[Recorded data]

— begin —

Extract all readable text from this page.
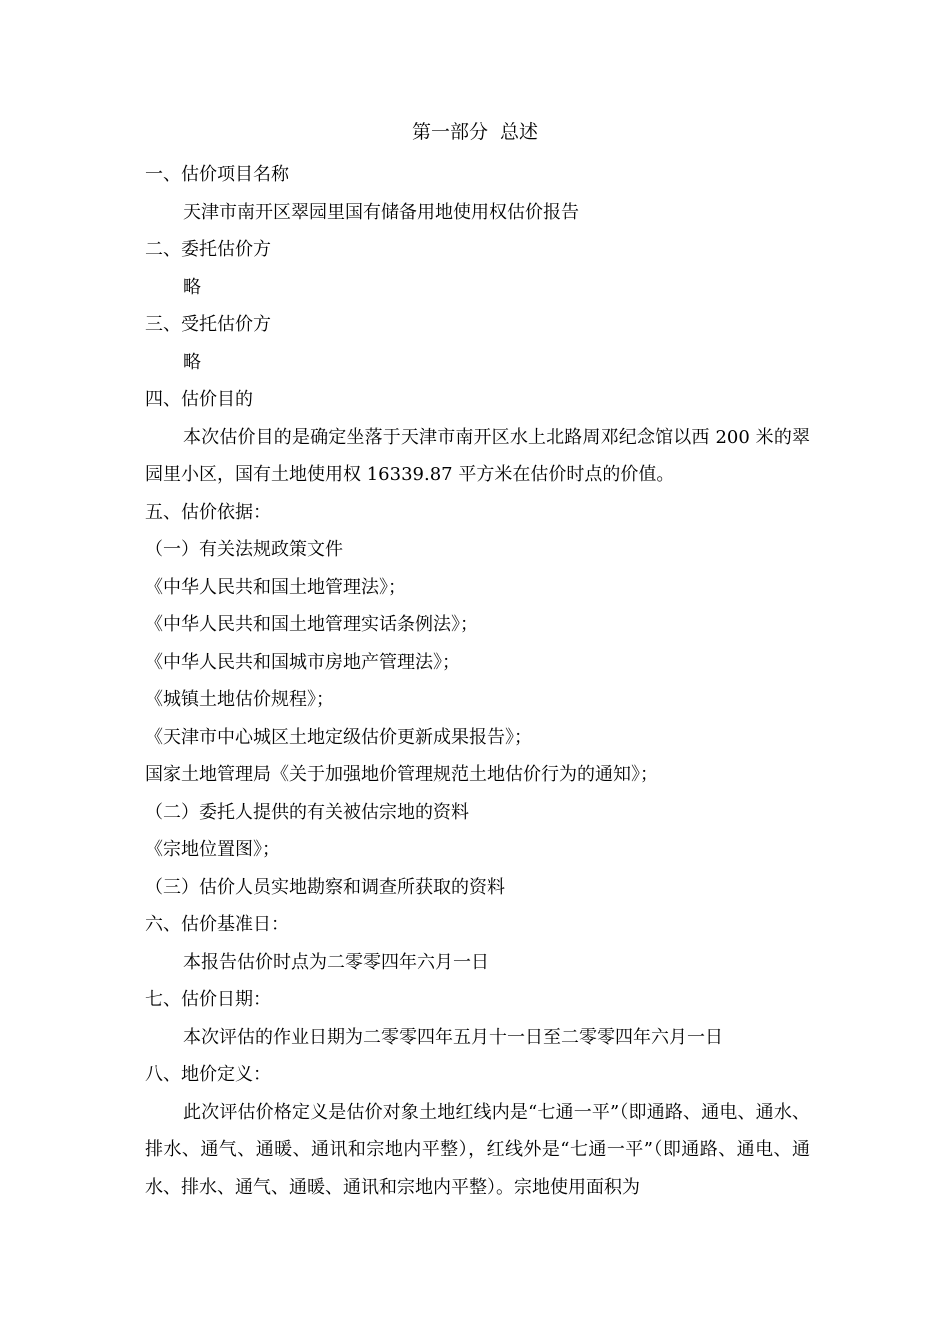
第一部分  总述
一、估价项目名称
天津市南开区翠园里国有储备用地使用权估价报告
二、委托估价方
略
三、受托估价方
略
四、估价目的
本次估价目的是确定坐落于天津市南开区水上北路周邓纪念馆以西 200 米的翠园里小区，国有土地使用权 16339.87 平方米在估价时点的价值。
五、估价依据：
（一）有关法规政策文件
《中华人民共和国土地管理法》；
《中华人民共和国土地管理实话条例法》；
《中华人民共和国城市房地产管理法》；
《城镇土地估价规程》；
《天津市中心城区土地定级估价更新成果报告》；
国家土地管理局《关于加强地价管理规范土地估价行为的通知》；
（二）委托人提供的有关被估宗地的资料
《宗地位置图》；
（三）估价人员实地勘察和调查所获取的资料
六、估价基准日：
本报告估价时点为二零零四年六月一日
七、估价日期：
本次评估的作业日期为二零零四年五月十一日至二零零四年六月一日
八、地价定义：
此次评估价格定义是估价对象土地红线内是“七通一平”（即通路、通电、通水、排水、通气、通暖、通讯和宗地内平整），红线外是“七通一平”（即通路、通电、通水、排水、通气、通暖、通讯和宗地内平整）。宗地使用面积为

— end —

## Aim:
Except for the pictures, copy every line of the records above exactly.

## Correct output:
Extract all readable text from this page.
第一部分  总述
一、估价项目名称
天津市南开区翠园里国有储备用地使用权估价报告
二、委托估价方
略
三、受托估价方
略
四、估价目的
本次估价目的是确定坐落于天津市南开区水上北路周邓纪念馆以西 200 米的翠园里小区，国有土地使用权 16339.87 平方米在估价时点的价值。
五、估价依据：
（一）有关法规政策文件
《中华人民共和国土地管理法》；
《中华人民共和国土地管理实话条例法》；
《中华人民共和国城市房地产管理法》；
《城镇土地估价规程》；
《天津市中心城区土地定级估价更新成果报告》；
国家土地管理局《关于加强地价管理规范土地估价行为的通知》；
（二）委托人提供的有关被估宗地的资料
《宗地位置图》；
（三）估价人员实地勘察和调查所获取的资料
六、估价基准日：
本报告估价时点为二零零四年六月一日
七、估价日期：
本次评估的作业日期为二零零四年五月十一日至二零零四年六月一日
八、地价定义：
此次评估价格定义是估价对象土地红线内是“七通一平”（即通路、通电、通水、排水、通气、通暖、通讯和宗地内平整），红线外是“七通一平”（即通路、通电、通水、排水、通气、通暖、通讯和宗地内平整）。宗地使用面积为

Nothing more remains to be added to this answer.